Records
* * * * * * *

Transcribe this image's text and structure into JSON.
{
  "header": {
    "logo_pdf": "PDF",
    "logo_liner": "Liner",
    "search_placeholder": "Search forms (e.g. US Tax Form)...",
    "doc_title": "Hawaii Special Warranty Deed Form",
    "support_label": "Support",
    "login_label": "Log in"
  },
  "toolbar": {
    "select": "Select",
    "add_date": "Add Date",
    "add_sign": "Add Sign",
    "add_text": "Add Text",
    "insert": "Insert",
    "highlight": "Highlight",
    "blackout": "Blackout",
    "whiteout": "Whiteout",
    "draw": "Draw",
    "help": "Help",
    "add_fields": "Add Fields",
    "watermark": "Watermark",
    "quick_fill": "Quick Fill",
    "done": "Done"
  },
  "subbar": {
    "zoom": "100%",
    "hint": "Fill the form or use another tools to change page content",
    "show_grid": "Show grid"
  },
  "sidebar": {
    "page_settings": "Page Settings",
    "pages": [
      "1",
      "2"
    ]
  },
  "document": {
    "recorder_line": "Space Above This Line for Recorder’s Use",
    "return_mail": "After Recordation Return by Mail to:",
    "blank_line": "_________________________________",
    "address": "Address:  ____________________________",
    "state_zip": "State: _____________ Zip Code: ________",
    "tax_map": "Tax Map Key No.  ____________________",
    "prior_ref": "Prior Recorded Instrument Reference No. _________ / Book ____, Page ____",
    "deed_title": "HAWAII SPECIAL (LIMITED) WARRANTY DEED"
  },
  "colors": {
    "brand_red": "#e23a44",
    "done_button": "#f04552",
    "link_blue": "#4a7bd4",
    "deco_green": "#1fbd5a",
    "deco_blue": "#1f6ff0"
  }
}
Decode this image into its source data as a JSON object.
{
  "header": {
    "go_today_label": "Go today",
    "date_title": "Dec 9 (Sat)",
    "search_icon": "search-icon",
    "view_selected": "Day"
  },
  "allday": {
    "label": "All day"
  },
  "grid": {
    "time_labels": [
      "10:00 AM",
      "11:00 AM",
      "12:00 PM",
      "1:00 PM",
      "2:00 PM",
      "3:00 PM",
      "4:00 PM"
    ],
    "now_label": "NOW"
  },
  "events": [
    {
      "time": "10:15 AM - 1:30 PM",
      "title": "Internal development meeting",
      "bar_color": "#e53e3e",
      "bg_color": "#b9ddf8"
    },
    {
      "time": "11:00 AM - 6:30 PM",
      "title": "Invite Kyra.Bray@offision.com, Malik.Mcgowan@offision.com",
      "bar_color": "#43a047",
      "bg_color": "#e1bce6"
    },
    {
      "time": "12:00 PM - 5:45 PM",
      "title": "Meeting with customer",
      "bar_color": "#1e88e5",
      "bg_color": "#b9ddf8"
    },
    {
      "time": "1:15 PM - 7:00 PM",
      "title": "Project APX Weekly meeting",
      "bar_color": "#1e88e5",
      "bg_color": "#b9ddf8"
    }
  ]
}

* * * * * * *

Your instructions: Repeat the material above in full, quoting it exactly.

Result of the exercise:
Transcribe this image's text and structure into JSON.
{
  "header": {
    "logo_pdf": "PDF",
    "logo_liner": "Liner",
    "search_placeholder": "Search forms (e.g. US Tax Form)...",
    "doc_title": "Hawaii Special Warranty Deed Form",
    "support_label": "Support",
    "login_label": "Log in"
  },
  "toolbar": {
    "select": "Select",
    "add_date": "Add Date",
    "add_sign": "Add Sign",
    "add_text": "Add Text",
    "insert": "Insert",
    "highlight": "Highlight",
    "blackout": "Blackout",
    "whiteout": "Whiteout",
    "draw": "Draw",
    "help": "Help",
    "add_fields": "Add Fields",
    "watermark": "Watermark",
    "quick_fill": "Quick Fill",
    "done": "Done"
  },
  "subbar": {
    "zoom": "100%",
    "hint": "Fill the form or use another tools to change page content",
    "show_grid": "Show grid"
  },
  "sidebar": {
    "page_settings": "Page Settings",
    "pages": [
      "1",
      "2"
    ]
  },
  "document": {
    "recorder_line": "Space Above This Line for Recorder’s Use",
    "return_mail": "After Recordation Return by Mail to:",
    "blank_line": "_________________________________",
    "address": "Address:  ____________________________",
    "state_zip": "State: _____________ Zip Code: ________",
    "tax_map": "Tax Map Key No.  ____________________",
    "prior_ref": "Prior Recorded Instrument Reference No. _________ / Book ____, Page ____",
    "deed_title": "HAWAII SPECIAL (LIMITED) WARRANTY DEED"
  },
  "colors": {
    "brand_red": "#e23a44",
    "done_button": "#f04552",
    "link_blue": "#4a7bd4",
    "deco_green": "#1fbd5a",
    "deco_blue": "#1f6ff0"
  }
}
Decode this image into its source data as a JSON object.
{
  "header": {
    "go_today_label": "Go today",
    "date_title": "Dec 9 (Sat)",
    "search_icon": "search-icon",
    "view_selected": "Day"
  },
  "allday": {
    "label": "All day"
  },
  "grid": {
    "time_labels": [
      "10:00 AM",
      "11:00 AM",
      "12:00 PM",
      "1:00 PM",
      "2:00 PM",
      "3:00 PM",
      "4:00 PM"
    ],
    "now_label": "NOW"
  },
  "events": [
    {
      "time": "10:15 AM - 1:30 PM",
      "title": "Internal development meeting",
      "bar_color": "#e53e3e",
      "bg_color": "#b9ddf8"
    },
    {
      "time": "11:00 AM - 6:30 PM",
      "title": "Invite Kyra.Bray@offision.com, Malik.Mcgowan@offision.com",
      "bar_color": "#43a047",
      "bg_color": "#e1bce6"
    },
    {
      "time": "12:00 PM - 5:45 PM",
      "title": "Meeting with customer",
      "bar_color": "#1e88e5",
      "bg_color": "#b9ddf8"
    },
    {
      "time": "1:15 PM - 7:00 PM",
      "title": "Project APX Weekly meeting",
      "bar_color": "#1e88e5",
      "bg_color": "#b9ddf8"
    }
  ]
}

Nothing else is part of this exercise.